→ **WORK TO COMPLETE**:
Show all lines that include the string "أنظر"; copy each one.

→ **Extracted data entries**:
::::::::::

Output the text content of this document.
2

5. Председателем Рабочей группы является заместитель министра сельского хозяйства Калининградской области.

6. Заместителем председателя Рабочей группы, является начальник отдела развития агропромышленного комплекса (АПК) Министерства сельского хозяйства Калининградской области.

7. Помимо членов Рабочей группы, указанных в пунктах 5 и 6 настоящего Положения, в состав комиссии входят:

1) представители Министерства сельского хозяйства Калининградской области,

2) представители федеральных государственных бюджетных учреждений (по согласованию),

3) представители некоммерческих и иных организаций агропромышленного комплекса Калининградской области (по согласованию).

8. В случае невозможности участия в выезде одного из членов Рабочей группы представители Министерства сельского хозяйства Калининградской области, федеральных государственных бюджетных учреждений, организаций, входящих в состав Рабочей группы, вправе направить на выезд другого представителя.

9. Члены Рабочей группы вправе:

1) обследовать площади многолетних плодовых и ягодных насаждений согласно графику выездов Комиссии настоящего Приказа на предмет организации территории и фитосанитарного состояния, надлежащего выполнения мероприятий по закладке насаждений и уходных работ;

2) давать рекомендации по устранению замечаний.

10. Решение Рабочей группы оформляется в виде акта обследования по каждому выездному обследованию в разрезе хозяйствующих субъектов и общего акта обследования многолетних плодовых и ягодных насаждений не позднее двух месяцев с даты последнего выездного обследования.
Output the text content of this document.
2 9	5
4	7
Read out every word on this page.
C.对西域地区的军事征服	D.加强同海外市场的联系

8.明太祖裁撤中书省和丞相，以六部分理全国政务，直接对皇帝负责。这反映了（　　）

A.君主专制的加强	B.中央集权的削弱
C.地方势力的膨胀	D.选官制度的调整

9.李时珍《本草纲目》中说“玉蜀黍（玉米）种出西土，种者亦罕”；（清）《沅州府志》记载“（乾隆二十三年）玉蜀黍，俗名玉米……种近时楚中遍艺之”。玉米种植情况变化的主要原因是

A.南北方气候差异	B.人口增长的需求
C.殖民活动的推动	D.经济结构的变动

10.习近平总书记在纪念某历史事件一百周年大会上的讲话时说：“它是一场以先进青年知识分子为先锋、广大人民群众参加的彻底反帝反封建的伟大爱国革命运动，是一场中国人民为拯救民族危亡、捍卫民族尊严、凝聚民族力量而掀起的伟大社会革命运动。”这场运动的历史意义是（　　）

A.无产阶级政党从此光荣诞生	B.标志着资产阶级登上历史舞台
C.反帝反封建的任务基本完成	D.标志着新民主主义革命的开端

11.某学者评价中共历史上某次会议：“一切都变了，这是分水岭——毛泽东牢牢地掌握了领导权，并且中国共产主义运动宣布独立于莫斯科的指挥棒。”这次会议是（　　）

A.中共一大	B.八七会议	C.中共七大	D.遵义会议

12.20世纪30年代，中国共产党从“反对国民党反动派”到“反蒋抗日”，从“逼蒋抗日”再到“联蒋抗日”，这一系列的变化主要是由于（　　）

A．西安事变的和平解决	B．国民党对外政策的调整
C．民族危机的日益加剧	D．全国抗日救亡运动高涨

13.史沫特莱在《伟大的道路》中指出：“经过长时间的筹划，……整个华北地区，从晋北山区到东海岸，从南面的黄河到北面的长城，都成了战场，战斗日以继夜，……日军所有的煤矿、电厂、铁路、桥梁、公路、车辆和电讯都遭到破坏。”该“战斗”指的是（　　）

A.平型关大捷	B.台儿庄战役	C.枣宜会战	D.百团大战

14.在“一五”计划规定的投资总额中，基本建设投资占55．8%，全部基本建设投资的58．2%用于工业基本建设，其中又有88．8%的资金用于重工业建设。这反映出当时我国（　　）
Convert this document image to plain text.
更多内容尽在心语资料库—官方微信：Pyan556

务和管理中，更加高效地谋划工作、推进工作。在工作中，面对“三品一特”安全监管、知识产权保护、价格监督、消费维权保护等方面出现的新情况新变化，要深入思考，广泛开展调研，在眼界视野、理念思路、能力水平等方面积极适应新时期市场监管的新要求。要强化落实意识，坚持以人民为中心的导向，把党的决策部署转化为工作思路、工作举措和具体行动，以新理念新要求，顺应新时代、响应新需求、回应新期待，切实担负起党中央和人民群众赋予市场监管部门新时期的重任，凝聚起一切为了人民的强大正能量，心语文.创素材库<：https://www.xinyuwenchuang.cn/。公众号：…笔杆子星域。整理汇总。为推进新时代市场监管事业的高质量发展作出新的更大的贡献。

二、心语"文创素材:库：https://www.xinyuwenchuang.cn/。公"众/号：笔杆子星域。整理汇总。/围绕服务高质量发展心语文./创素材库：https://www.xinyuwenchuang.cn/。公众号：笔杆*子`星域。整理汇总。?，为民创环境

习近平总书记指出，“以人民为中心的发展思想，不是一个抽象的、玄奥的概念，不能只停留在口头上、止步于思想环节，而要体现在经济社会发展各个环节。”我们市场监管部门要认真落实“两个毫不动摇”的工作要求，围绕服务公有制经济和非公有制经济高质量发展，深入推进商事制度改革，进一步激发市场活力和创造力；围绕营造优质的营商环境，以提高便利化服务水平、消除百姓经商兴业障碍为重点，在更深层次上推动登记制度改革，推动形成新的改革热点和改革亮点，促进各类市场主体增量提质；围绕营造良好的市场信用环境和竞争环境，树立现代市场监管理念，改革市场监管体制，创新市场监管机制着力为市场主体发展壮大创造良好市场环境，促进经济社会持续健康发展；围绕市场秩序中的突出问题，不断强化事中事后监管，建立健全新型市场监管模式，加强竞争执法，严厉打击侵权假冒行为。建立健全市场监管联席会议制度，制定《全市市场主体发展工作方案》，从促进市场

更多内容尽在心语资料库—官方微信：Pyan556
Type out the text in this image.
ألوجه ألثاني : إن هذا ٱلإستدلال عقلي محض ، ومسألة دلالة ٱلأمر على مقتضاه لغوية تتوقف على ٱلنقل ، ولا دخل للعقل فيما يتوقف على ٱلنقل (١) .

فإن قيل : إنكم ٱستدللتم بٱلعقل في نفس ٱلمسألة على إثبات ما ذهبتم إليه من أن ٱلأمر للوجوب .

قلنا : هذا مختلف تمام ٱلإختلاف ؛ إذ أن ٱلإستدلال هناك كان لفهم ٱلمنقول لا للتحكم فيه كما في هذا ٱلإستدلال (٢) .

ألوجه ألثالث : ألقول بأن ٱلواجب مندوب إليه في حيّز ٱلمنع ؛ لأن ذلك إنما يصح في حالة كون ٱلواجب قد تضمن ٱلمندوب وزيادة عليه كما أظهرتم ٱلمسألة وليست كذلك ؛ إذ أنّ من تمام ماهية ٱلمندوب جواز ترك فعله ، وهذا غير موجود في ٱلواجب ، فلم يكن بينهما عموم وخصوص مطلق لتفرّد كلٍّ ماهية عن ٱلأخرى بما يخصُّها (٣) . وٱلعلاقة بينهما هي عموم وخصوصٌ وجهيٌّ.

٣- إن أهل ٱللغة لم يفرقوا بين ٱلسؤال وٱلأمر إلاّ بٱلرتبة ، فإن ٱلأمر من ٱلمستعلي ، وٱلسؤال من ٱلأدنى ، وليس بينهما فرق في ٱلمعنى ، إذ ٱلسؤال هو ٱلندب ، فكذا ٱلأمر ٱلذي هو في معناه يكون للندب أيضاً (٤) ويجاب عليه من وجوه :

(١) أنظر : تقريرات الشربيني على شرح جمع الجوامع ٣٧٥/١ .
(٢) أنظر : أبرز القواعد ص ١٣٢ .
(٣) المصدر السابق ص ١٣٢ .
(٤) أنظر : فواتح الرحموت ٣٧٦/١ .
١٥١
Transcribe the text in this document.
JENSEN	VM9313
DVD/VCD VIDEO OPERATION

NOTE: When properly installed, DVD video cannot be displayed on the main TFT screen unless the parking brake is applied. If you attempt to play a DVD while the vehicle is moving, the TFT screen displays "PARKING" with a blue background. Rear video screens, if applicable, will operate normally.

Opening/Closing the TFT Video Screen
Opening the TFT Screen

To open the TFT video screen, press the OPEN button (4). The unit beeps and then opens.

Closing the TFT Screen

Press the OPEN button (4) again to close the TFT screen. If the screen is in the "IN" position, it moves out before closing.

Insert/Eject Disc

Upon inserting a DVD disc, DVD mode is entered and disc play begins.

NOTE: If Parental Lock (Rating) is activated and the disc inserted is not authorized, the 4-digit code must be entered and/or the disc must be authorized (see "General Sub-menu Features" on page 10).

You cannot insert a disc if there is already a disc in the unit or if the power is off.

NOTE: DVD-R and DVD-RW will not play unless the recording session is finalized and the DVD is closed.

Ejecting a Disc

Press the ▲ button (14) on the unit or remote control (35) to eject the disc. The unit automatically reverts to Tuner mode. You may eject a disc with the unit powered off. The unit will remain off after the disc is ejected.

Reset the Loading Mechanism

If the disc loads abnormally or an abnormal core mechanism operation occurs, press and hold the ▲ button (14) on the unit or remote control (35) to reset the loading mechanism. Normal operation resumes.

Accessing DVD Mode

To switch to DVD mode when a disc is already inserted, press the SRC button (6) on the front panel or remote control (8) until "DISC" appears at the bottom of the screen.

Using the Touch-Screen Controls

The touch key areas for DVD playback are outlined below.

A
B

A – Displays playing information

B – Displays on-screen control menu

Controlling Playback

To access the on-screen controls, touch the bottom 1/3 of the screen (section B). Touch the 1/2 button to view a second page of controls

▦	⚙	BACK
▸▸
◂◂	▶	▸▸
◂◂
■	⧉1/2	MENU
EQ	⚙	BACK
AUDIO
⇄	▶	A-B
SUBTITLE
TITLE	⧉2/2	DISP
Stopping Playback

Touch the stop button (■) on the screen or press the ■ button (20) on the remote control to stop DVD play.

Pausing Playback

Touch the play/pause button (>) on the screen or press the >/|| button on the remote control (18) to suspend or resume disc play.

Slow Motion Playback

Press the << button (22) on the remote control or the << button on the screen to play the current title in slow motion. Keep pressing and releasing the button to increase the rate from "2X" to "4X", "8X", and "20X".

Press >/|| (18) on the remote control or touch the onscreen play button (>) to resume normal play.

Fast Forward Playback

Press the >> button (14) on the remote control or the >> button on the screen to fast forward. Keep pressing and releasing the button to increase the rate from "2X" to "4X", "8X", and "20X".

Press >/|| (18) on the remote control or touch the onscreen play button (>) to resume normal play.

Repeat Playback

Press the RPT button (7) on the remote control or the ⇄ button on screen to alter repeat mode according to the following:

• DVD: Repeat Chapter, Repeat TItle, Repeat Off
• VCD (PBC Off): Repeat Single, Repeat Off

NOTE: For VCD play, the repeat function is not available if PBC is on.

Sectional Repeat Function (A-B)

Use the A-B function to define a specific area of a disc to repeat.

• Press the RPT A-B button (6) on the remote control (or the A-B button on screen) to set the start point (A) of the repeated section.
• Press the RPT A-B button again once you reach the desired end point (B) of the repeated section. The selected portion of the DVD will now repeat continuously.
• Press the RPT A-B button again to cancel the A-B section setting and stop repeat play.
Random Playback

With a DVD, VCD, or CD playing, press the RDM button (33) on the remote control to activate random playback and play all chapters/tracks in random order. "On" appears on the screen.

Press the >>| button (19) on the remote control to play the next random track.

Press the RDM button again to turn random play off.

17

::::::::::

→ **CORRECT RESULT**:
(١) أنظر : تقريرات الشربيني على شرح جمع الجوامع ٣٧٥/١ .
(٢) أنظر : أبرز القواعد ص ١٣٢ .
(٤) أنظر : فواتح الرحموت ٣٧٦/١ .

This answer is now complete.